# WORK INSTRUCTIONS
Output every record word for word.

Excerpt from a dataset:
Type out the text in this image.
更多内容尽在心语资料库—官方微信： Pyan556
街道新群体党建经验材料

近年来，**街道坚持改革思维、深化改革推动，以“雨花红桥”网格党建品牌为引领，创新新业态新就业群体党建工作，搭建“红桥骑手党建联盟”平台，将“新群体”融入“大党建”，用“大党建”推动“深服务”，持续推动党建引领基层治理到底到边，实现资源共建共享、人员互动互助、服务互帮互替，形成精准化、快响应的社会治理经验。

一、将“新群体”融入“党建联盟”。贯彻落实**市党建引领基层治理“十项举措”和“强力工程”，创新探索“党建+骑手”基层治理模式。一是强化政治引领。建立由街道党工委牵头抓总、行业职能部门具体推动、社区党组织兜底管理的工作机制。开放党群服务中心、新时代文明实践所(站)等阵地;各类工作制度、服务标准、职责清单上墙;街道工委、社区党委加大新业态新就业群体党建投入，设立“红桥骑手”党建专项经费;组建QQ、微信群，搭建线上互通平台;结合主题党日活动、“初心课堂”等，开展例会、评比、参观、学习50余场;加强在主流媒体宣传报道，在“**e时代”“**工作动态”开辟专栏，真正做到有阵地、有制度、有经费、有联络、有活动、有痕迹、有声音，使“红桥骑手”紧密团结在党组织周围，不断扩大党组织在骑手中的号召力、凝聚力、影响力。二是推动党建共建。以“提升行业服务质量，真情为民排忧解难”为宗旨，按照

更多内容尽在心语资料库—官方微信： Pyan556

# SOLUTION TO THIS TASK
Type out the text in this image.
更多内容尽在心语资料库—官方微信： Pyan556
街道新群体党建经验材料

近年来，**街道坚持改革思维、深化改革推动，以“雨花红桥”网格党建品牌为引领，创新新业态新就业群体党建工作，搭建“红桥骑手党建联盟”平台，将“新群体”融入“大党建”，用“大党建”推动“深服务”，持续推动党建引领基层治理到底到边，实现资源共建共享、人员互动互助、服务互帮互替，形成精准化、快响应的社会治理经验。

一、将“新群体”融入“党建联盟”。贯彻落实**市党建引领基层治理“十项举措”和“强力工程”，创新探索“党建+骑手”基层治理模式。一是强化政治引领。建立由街道党工委牵头抓总、行业职能部门具体推动、社区党组织兜底管理的工作机制。开放党群服务中心、新时代文明实践所(站)等阵地;各类工作制度、服务标准、职责清单上墙;街道工委、社区党委加大新业态新就业群体党建投入，设立“红桥骑手”党建专项经费;组建QQ、微信群，搭建线上互通平台;结合主题党日活动、“初心课堂”等，开展例会、评比、参观、学习50余场;加强在主流媒体宣传报道，在“**e时代”“**工作动态”开辟专栏，真正做到有阵地、有制度、有经费、有联络、有活动、有痕迹、有声音，使“红桥骑手”紧密团结在党组织周围，不断扩大党组织在骑手中的号召力、凝聚力、影响力。二是推动党建共建。以“提升行业服务质量，真情为民排忧解难”为宗旨，按照

更多内容尽在心语资料库—官方微信： Pyan556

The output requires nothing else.